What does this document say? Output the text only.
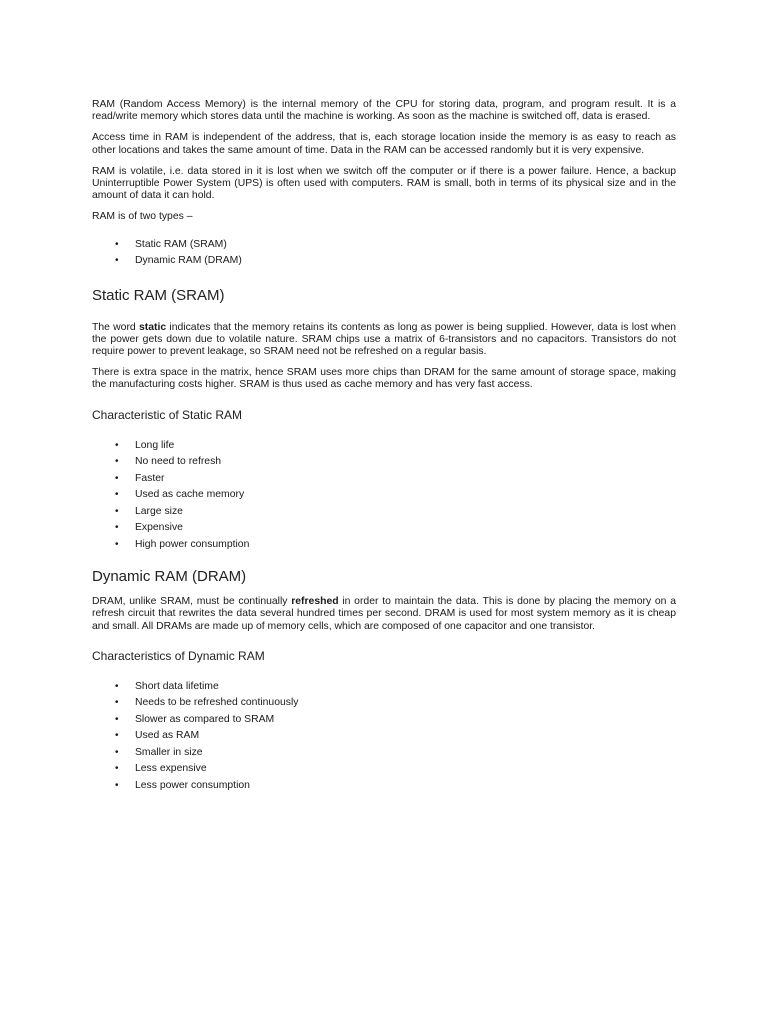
RAM (Random Access Memory) is the internal memory of the CPU for storing data, program, and program result. It is a read/write memory which stores data until the machine is working. As soon as the machine is switched off, data is erased.

Access time in RAM is independent of the address, that is, each storage location inside the memory is as easy to reach as other locations and takes the same amount of time. Data in the RAM can be accessed randomly but it is very expensive.

RAM is volatile, i.e. data stored in it is lost when we switch off the computer or if there is a power failure. Hence, a backup Uninterruptible Power System (UPS) is often used with computers. RAM is small, both in terms of its physical size and in the amount of data it can hold.

RAM is of two types –

• Static RAM (SRAM)
• Dynamic RAM (DRAM)
Static RAM (SRAM)

The word static indicates that the memory retains its contents as long as power is being supplied. However, data is lost when the power gets down due to volatile nature. SRAM chips use a matrix of 6-transistors and no capacitors. Transistors do not require power to prevent leakage, so SRAM need not be refreshed on a regular basis.

There is extra space in the matrix, hence SRAM uses more chips than DRAM for the same amount of storage space, making the manufacturing costs higher. SRAM is thus used as cache memory and has very fast access.

Characteristic of Static RAM
• Long life
• No need to refresh
• Faster
• Used as cache memory
• Large size
• Expensive
• High power consumption
Dynamic RAM (DRAM)

DRAM, unlike SRAM, must be continually refreshed in order to maintain the data. This is done by placing the memory on a refresh circuit that rewrites the data several hundred times per second. DRAM is used for most system memory as it is cheap and small. All DRAMs are made up of memory cells, which are composed of one capacitor and one transistor.

Characteristics of Dynamic RAM
• Short data lifetime
• Needs to be refreshed continuously
• Slower as compared to SRAM
• Used as RAM
• Smaller in size
• Less expensive
• Less power consumption
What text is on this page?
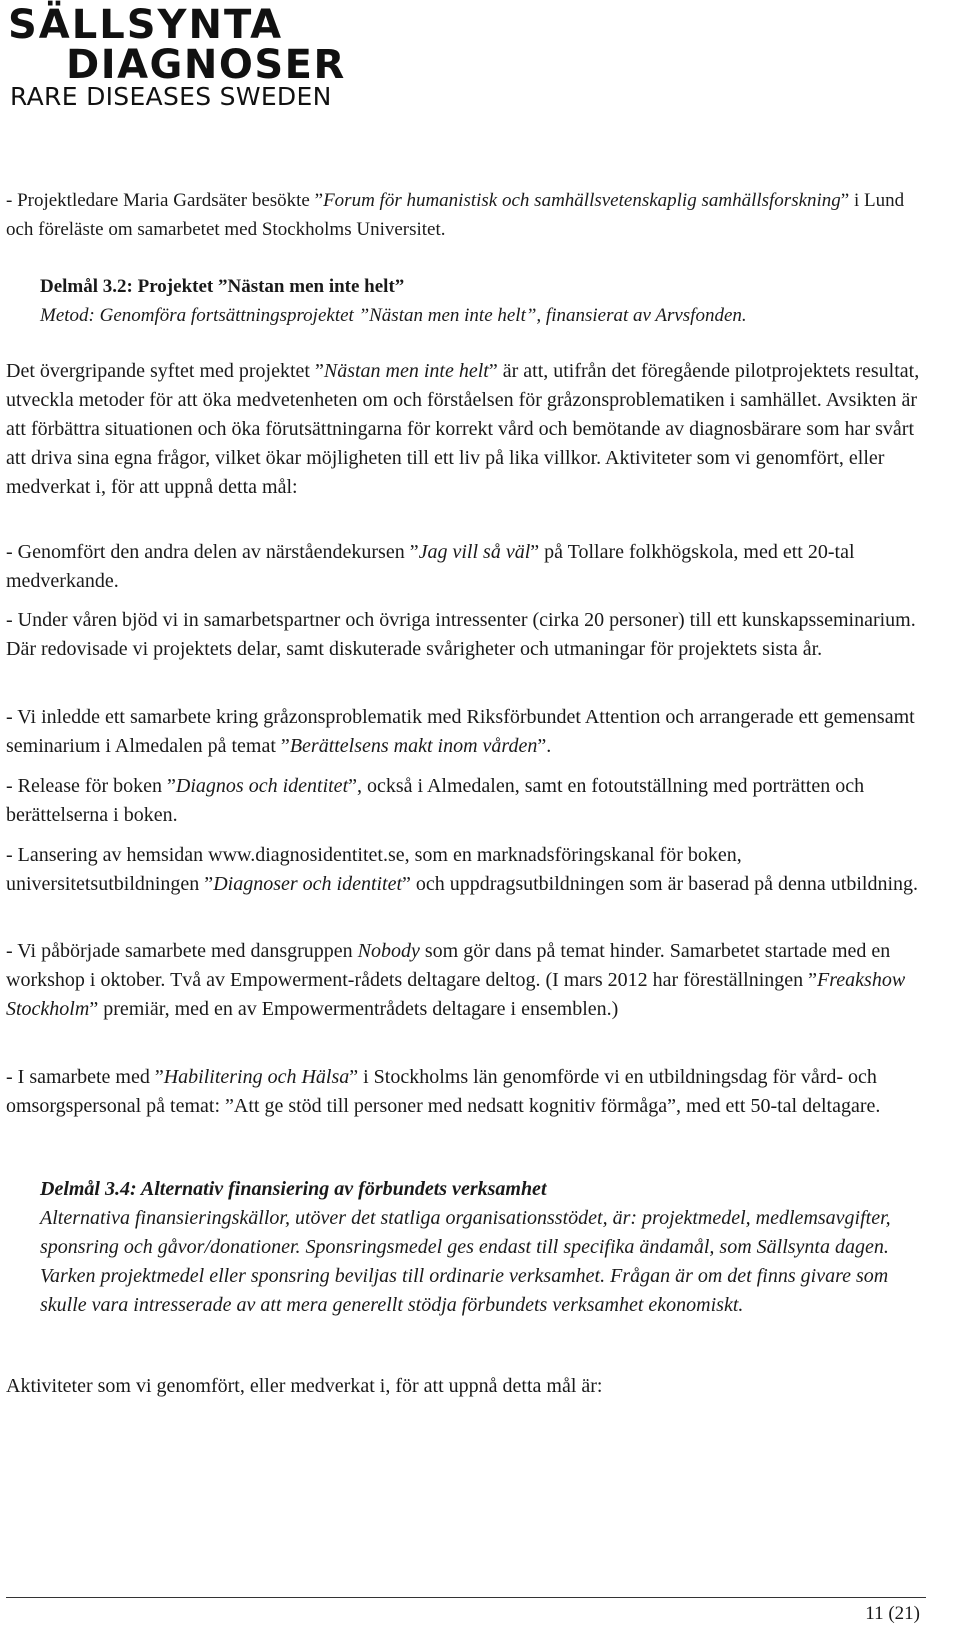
SÄLLSYNTA
DIAGNOSER
RARE DISEASES SWEDEN

- Projektledare Maria Gardsäter besökte ”Forum för humanistisk och samhällsvetenskaplig samhällsforskning” i Lund och föreläste om samarbetet med Stockholms Universitet.

Delmål 3.2: Projektet ”Nästan men inte helt”
Metod: Genomföra fortsättningsprojektet ”Nästan men inte helt”, finansierat av Arvsfonden.

Det övergripande syftet med projektet ”Nästan men inte helt” är att, utifrån det föregående pilotprojektets resultat, utveckla metoder för att öka medvetenheten om och förståelsen för gråzonsproblematiken i samhället. Avsikten är att förbättra situationen och öka förutsättningarna för korrekt vård och bemötande av diagnosbärare som har svårt att driva sina egna frågor, vilket ökar möjligheten till ett liv på lika villkor. Aktiviteter som vi genomfört, eller medverkat i, för att uppnå detta mål:

- Genomfört den andra delen av närståendekursen ”Jag vill så väl” på Tollare folkhögskola, med ett 20-tal medverkande.

- Under våren bjöd vi in samarbetspartner och övriga intressenter (cirka 20 personer) till ett kunskapsseminarium. Där redovisade vi projektets delar, samt diskuterade svårigheter och utmaningar för projektets sista år.

- Vi inledde ett samarbete kring gråzonsproblematik med Riksförbundet Attention och arrangerade ett gemensamt seminarium i Almedalen på temat ”Berättelsens makt inom vården”.

- Release för boken ”Diagnos och identitet”, också i Almedalen, samt en fotoutställning med porträtten och berättelserna i boken.

- Lansering av hemsidan www.diagnosidentitet.se, som en marknadsföringskanal för boken, universitetsutbildningen ”Diagnoser och identitet” och uppdragsutbildningen som är baserad på denna utbildning.

- Vi påbörjade samarbete med dansgruppen Nobody som gör dans på temat hinder. Samarbetet startade med en workshop i oktober. Två av Empowerment-rådets deltagare deltog. (I mars 2012 har föreställningen ”Freakshow Stockholm” premiär, med en av Empowermentrådets deltagare i ensemblen.)

- I samarbete med ”Habilitering och Hälsa” i Stockholms län genomförde vi en utbildningsdag för vård- och omsorgspersonal på temat: ”Att ge stöd till personer med nedsatt kognitiv förmåga”, med ett 50-tal deltagare.

Delmål 3.4: Alternativ finansiering av förbundets verksamhet
Alternativa finansieringskällor, utöver det statliga organisationsstödet, är: projektmedel, medlemsavgifter, sponsring och gåvor/donationer. Sponsringsmedel ges endast till specifika ändamål, som Sällsynta dagen. Varken projektmedel eller sponsring beviljas till ordinarie verksamhet. Frågan är om det finns givare som skulle vara intresserade av att mera generellt stödja förbundets verksamhet ekonomiskt.

Aktiviteter som vi genomfört, eller medverkat i, för att uppnå detta mål är:

11 (21)
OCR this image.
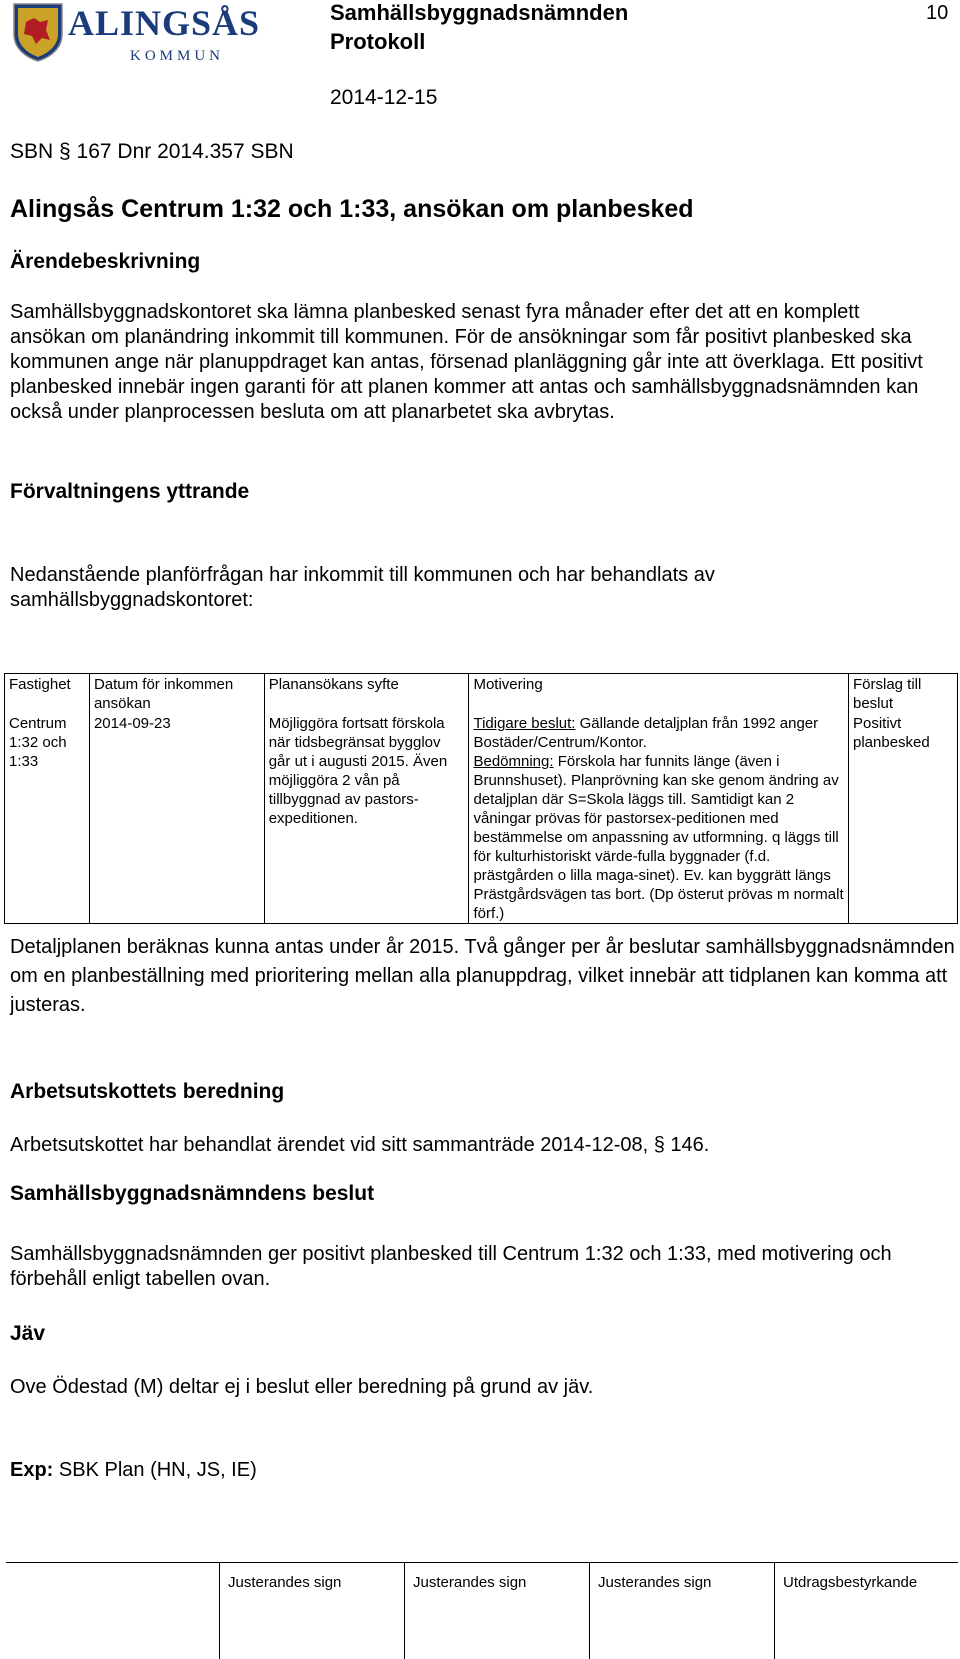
ALINGSÅS
KOMMUN
Samhällsbyggnadsnämnden
Protokoll
2014-12-15
10
SBN § 167 Dnr 2014.357 SBN
Alingsås Centrum 1:32 och 1:33, ansökan om planbesked
Ärendebeskrivning
Samhällsbyggnadskontoret ska lämna planbesked senast fyra månader efter det att en komplett ansökan om planändring inkommit till kommunen. För de ansökningar som får positivt planbesked ska kommunen ange när planuppdraget kan antas, försenad planläggning går inte att överklaga. Ett positivt planbesked innebär ingen garanti för att planen kommer att antas och samhällsbyggnadsnämnden kan också under planprocessen besluta om att planarbetet ska avbrytas.
Förvaltningens yttrande
Nedanstående planförfrågan har inkommit till kommunen och har behandlats av samhällsbyggnadskontoret:
Fastighet	Datum för inkommen ansökan	Planansökans syfte	Motivering	Förslag till beslut
Centrum 1:32 och 1:33	2014-09-23	Möjliggöra fortsatt förskola när tidsbegränsat bygglov går ut i augusti 2015. Även möjliggöra 2 vån på tillbyggnad av pastors-expeditionen.	Tidigare beslut: Gällande detaljplan från 1992 anger Bostäder/Centrum/Kontor.
Bedömning: Förskola har funnits länge (även i Brunnshuset). Planprövning kan ske genom ändring av detaljplan där S=Skola läggs till. Samtidigt kan 2 våningar prövas för pastorsex-peditionen med bestämmelse om anpassning av utformning. q läggs till för kulturhistoriskt värde-fulla byggnader (f.d. prästgården o lilla maga-sinet). Ev. kan byggrätt längs Prästgårdsvägen tas bort. (Dp österut prövas m normalt förf.)	Positivt planbesked
Detaljplanen beräknas kunna antas under år 2015. Två gånger per år beslutar samhällsbyggnadsnämnden om en planbeställning med prioritering mellan alla planuppdrag, vilket innebär att tidplanen kan komma att justeras.
Arbetsutskottets beredning
Arbetsutskottet har behandlat ärendet vid sitt sammanträde 2014-12-08, § 146.
Samhällsbyggnadsnämndens beslut
Samhällsbyggnadsnämnden ger positivt planbesked till Centrum 1:32 och 1:33, med motivering och förbehåll enligt tabellen ovan.
Jäv
Ove Ödestad (M) deltar ej i beslut eller beredning på grund av jäv.
Exp: SBK Plan (HN, JS, IE)
Justerandes sign	Justerandes sign	Justerandes sign	Utdragsbestyrkande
◆ ◆ ◆ ◆ ◆
Exercise instructions
Pull from the data each line where the string "Less" turns up.

Task answer
• Less expensive
• Less power consumption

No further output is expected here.